**Problem**
In the listing below, pick out lines with "Cash".

**Input for this task**
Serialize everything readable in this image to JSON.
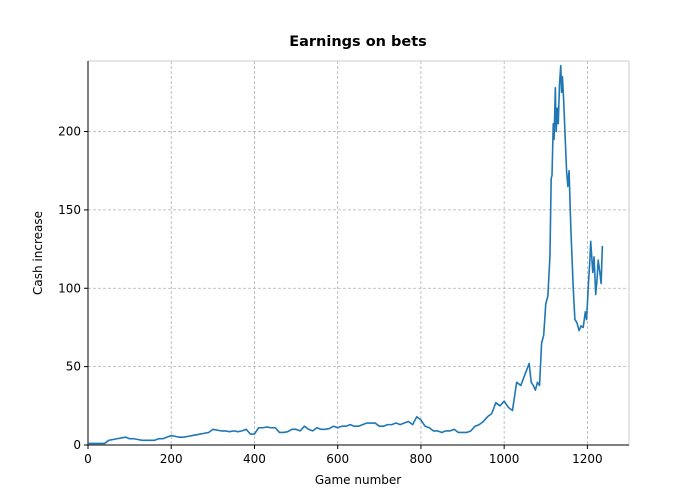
{
  "chart_data": {
    "type": "line",
    "title": "Earnings on bets",
    "x_label": "Game number",
    "y_label": "Cash increase",
    "x": [
      0,
      10,
      20,
      30,
      40,
      50,
      60,
      70,
      80,
      90,
      100,
      110,
      120,
      130,
      140,
      150,
      160,
      170,
      180,
      190,
      200,
      210,
      220,
      230,
      240,
      250,
      260,
      270,
      280,
      290,
      300,
      310,
      320,
      330,
      340,
      350,
      360,
      370,
      380,
      390,
      400,
      410,
      420,
      430,
      440,
      450,
      460,
      470,
      480,
      490,
      500,
      510,
      520,
      530,
      540,
      550,
      560,
      570,
      580,
      590,
      600,
      610,
      620,
      630,
      640,
      650,
      660,
      670,
      680,
      690,
      700,
      710,
      720,
      730,
      740,
      750,
      760,
      770,
      780,
      790,
      800,
      810,
      820,
      830,
      840,
      850,
      860,
      870,
      880,
      890,
      900,
      910,
      920,
      930,
      940,
      950,
      960,
      970,
      980,
      990,
      1000,
      1010,
      1020,
      1030,
      1040,
      1050,
      1060,
      1065,
      1070,
      1075,
      1080,
      1085,
      1090,
      1095,
      1100,
      1105,
      1110,
      1113,
      1115,
      1118,
      1120,
      1123,
      1125,
      1128,
      1130,
      1133,
      1136,
      1138,
      1140,
      1143,
      1146,
      1150,
      1153,
      1156,
      1160,
      1163,
      1166,
      1170,
      1175,
      1180,
      1185,
      1190,
      1195,
      1198,
      1200,
      1203,
      1206,
      1208,
      1210,
      1213,
      1216,
      1220,
      1223,
      1226,
      1230,
      1233,
      1236
    ],
    "series": [
      {
        "name": "Cash increase",
        "color": "#1f77b4",
        "values": [
          1,
          1,
          1,
          1,
          1,
          3,
          3.5,
          4,
          4.5,
          5,
          4,
          4,
          3.5,
          3,
          3,
          3,
          3,
          4,
          4,
          5,
          6,
          5.5,
          5,
          5,
          5.5,
          6,
          6.5,
          7,
          7.5,
          8,
          10,
          9.5,
          9,
          9,
          8.5,
          9,
          8.5,
          9,
          10,
          7,
          7,
          11,
          11,
          11.5,
          11,
          11,
          8,
          8,
          8.5,
          10,
          10,
          9,
          12,
          10,
          9,
          11,
          10,
          10,
          10.5,
          12,
          11,
          12,
          12,
          13,
          12,
          12,
          13,
          14,
          14,
          14,
          12,
          12,
          13,
          13,
          14,
          13,
          14,
          15,
          13,
          18,
          16,
          12,
          11,
          9,
          9,
          8,
          9,
          9,
          10,
          8,
          8,
          8,
          9,
          12,
          13,
          15,
          18,
          20,
          27,
          25,
          28,
          24,
          22,
          40,
          38,
          45,
          52,
          40,
          38,
          35,
          40,
          38,
          65,
          70,
          90,
          95,
          120,
          170,
          172,
          205,
          195,
          228,
          200,
          215,
          205,
          230,
          242,
          225,
          235,
          220,
          200,
          175,
          165,
          175,
          140,
          120,
          100,
          80,
          78,
          73,
          76,
          75,
          85,
          80,
          90,
          105,
          118,
          130,
          122,
          110,
          120,
          96,
          105,
          118,
          110,
          103,
          127
        ]
      }
    ],
    "xlim": [
      0,
      1300
    ],
    "ylim": [
      0,
      245
    ],
    "xticks": [
      0,
      200,
      400,
      600,
      800,
      1000,
      1200
    ],
    "yticks": [
      0,
      50,
      100,
      150,
      200
    ],
    "grid": true
  }
}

**Result of this task**
    "y_label": "Cash increase",
        "name": "Cash increase",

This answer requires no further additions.